• **PASSAGE**:
--

Home grown – The Peak follows the cocoa bean as it goes from farm to table

Home grown – The Peak follows the cocoa bean as it goes from farm to table

Featuring Chef Darren Teoh of Dewakan and Ong Ning Geng of Chocolate Concierge

Fundamentally, when you think about an ingredient, what is it that determines its worth? Price is, of course, dictated by the economy of demand and supply; but what it’s worth is measured in less tangible factors. Logically, it is the flavours it brings to the dish and, of course, the level of difficulty in obtaining said ingredient that should be the only things to consider. In Malaysia, however, there is yet another element that contributes to what makes an ingredient ‘desirable’ and that, unfortunately, is whether or not it is imported.

--

• **DATA LINES**:
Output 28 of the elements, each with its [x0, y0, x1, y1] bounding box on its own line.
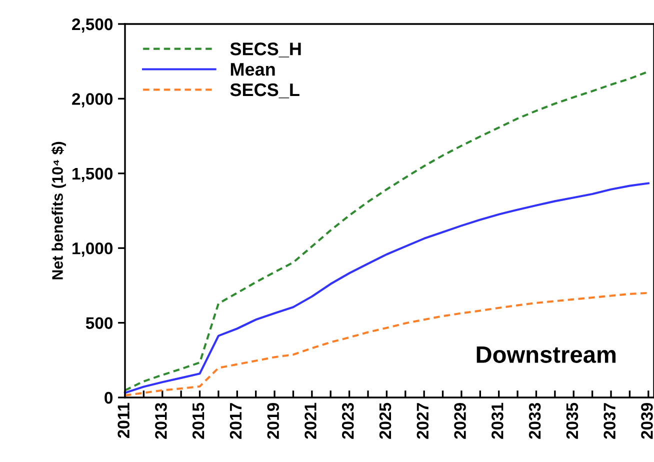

--

• **INSTRUCTIONS FOR THE TASK**:
Continue the article about the cocoa bean's journey from farm to table, picking up right after its last sentence.

• **SOLVED EXERCISE**:
Take fish, for example: there is undoubtedly a bias for salmon and cod that has been air-flown into the country as compared to the local varieties of fish. Darren Teoh of Dewakan puts it this way: “Salmon takes about four days to reach our shores but, somehow, when you’re at a Chinese restaurant and the fish they used hasn’t just died 30 seconds ago, you get upset. That’s double standards!” He continues: “I don’t deny that there is good salmon or cod that comes from abroad but what I want to challenge is that why don’t the masses invest in, believe in or pay (a premium) for something that is local?”

Never has this partiality for imported goods been more apparent than when you look at chocolates. Ong Ning Geng, the founder of Chocolate Concierge, asks: “Why do most people think that for chocolate to be good, it has to be made in European countries when, in fact, they have no access to cocoa in their lands?” In 1990, Malaysia was the third largest producer of cocoa in the world; today, we are still in the top 10. What this means is that, unlike imported fish or grains (quinoa, we’re looking at you), for chocolate, the consumer is actually “paying for a round-trip; paying for the cocoa to be imported from the tropics to Europe, and then back to our shores.”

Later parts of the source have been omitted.